In the entries below, count every line with the string "half". State the count and nothing else.

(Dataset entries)
^^^^^^^^^^^^^^^^
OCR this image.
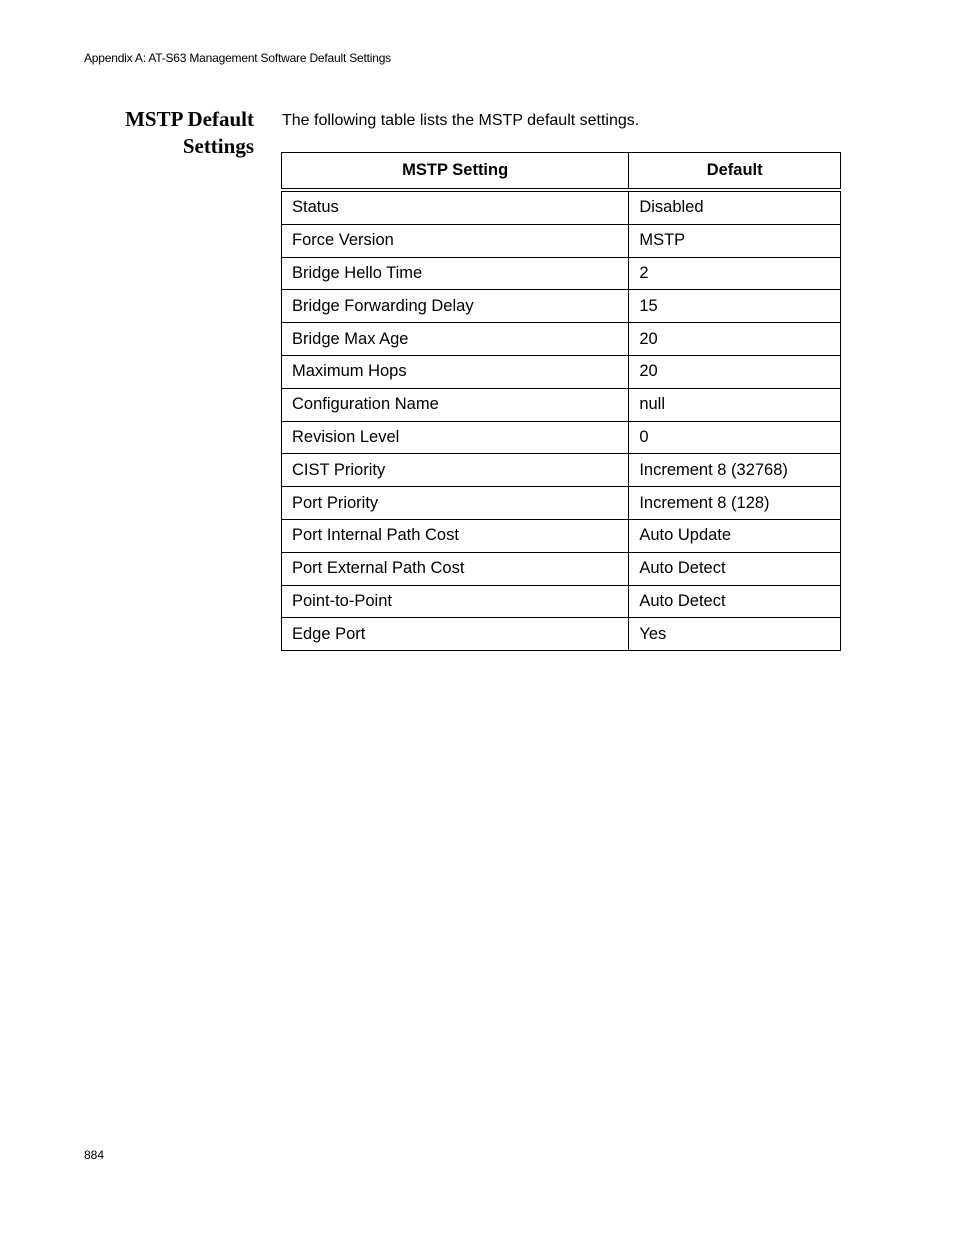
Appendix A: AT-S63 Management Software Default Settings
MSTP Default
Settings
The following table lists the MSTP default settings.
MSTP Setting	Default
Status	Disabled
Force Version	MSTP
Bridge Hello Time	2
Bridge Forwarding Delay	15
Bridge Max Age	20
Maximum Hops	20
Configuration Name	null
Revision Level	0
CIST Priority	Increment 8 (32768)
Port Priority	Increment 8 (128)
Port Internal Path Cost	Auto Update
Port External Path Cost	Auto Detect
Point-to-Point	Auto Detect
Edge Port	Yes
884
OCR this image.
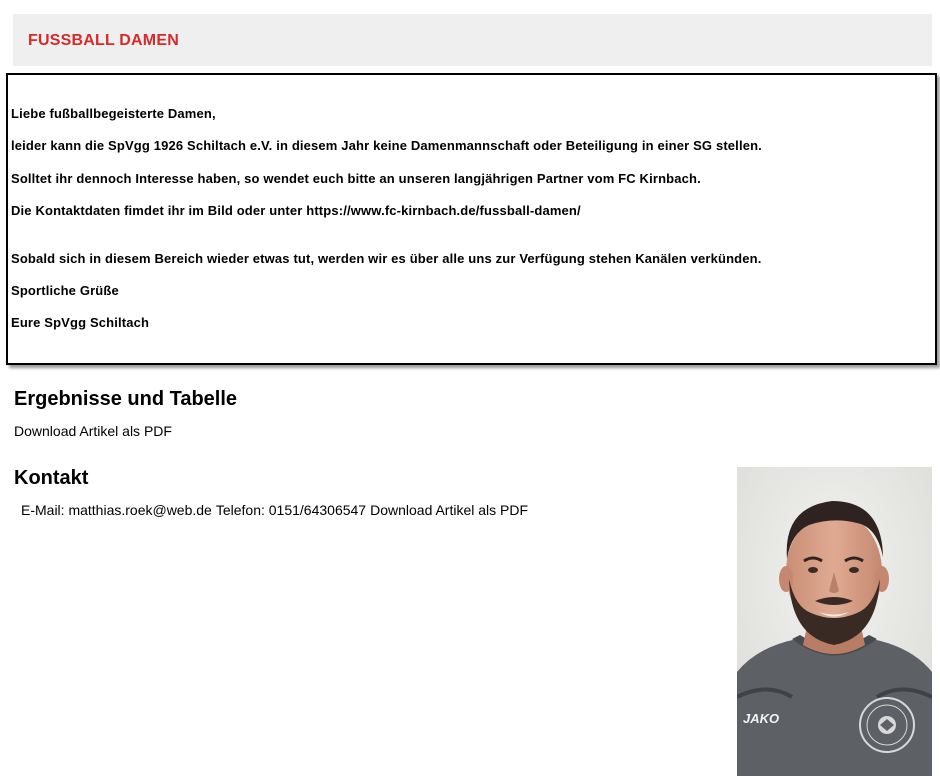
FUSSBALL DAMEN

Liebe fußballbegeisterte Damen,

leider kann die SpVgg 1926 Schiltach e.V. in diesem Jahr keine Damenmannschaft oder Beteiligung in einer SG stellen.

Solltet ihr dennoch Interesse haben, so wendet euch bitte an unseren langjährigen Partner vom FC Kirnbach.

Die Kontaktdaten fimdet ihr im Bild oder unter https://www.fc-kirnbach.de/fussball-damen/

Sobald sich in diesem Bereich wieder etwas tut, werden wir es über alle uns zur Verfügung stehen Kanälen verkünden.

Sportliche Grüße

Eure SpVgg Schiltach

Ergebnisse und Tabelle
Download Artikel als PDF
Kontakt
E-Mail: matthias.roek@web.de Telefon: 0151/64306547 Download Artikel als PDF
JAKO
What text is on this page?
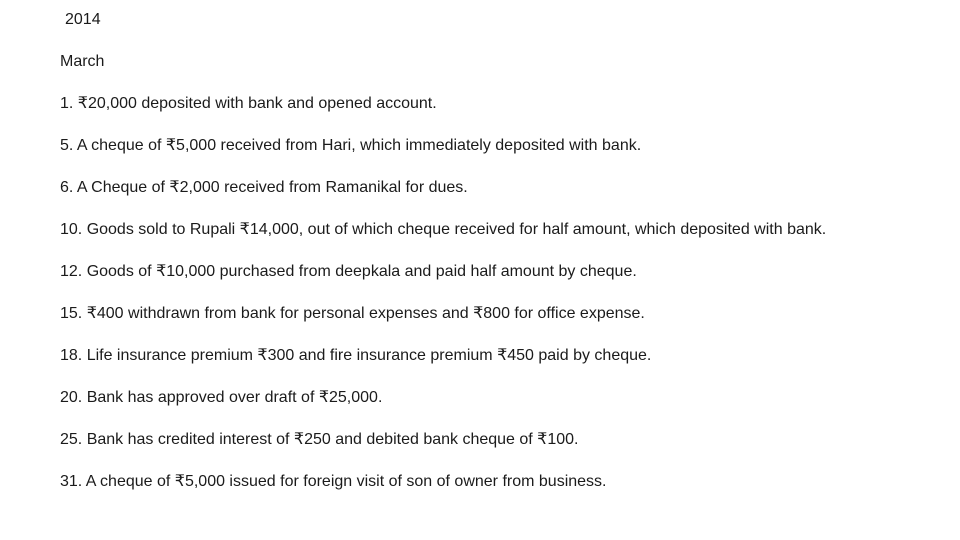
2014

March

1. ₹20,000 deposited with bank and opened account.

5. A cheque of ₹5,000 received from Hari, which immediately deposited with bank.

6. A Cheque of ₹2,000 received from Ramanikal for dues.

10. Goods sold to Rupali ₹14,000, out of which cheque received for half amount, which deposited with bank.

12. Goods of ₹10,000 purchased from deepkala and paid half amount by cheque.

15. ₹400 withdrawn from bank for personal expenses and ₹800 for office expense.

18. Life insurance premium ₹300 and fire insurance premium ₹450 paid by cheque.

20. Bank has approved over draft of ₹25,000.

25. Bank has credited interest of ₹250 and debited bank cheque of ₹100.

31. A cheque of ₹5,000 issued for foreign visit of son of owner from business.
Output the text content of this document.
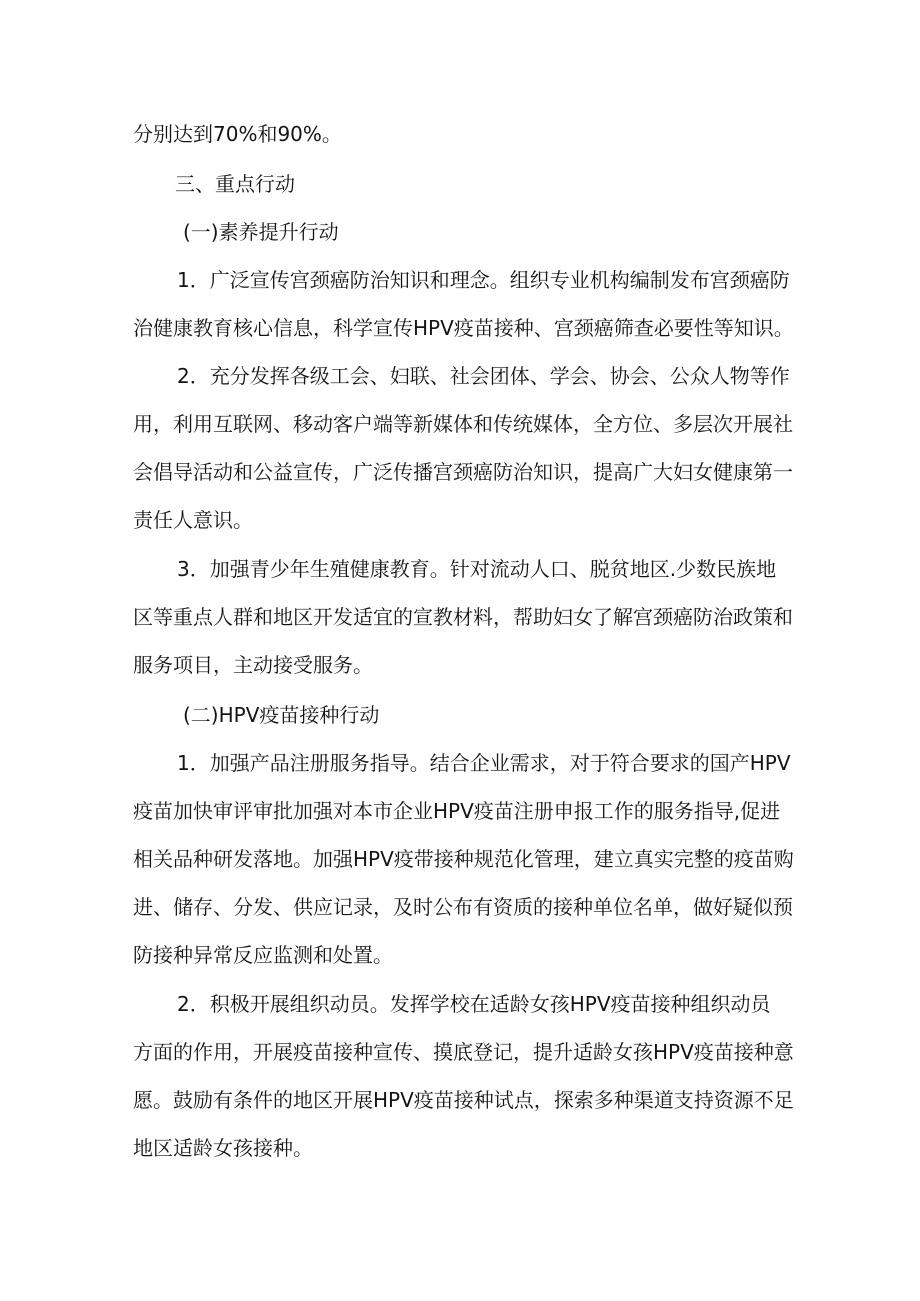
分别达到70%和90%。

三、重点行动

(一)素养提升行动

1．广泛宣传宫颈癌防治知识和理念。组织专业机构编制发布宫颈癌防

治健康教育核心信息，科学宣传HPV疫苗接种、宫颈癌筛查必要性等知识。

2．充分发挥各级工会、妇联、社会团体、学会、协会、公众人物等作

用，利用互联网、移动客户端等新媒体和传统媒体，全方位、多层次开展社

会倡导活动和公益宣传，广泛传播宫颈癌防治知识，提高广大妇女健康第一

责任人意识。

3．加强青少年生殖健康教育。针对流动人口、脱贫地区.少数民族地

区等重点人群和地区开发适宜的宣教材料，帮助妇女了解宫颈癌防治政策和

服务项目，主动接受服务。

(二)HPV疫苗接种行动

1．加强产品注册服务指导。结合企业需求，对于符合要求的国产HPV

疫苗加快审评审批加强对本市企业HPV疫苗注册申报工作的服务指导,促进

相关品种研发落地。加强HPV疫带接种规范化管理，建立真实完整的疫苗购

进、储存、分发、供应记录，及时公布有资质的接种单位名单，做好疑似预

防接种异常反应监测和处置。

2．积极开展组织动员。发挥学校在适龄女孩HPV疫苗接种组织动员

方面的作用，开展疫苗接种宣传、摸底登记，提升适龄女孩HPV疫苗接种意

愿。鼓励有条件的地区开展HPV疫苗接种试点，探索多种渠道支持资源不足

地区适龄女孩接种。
^^^^^^^^^^^^^^^^
Solution:
2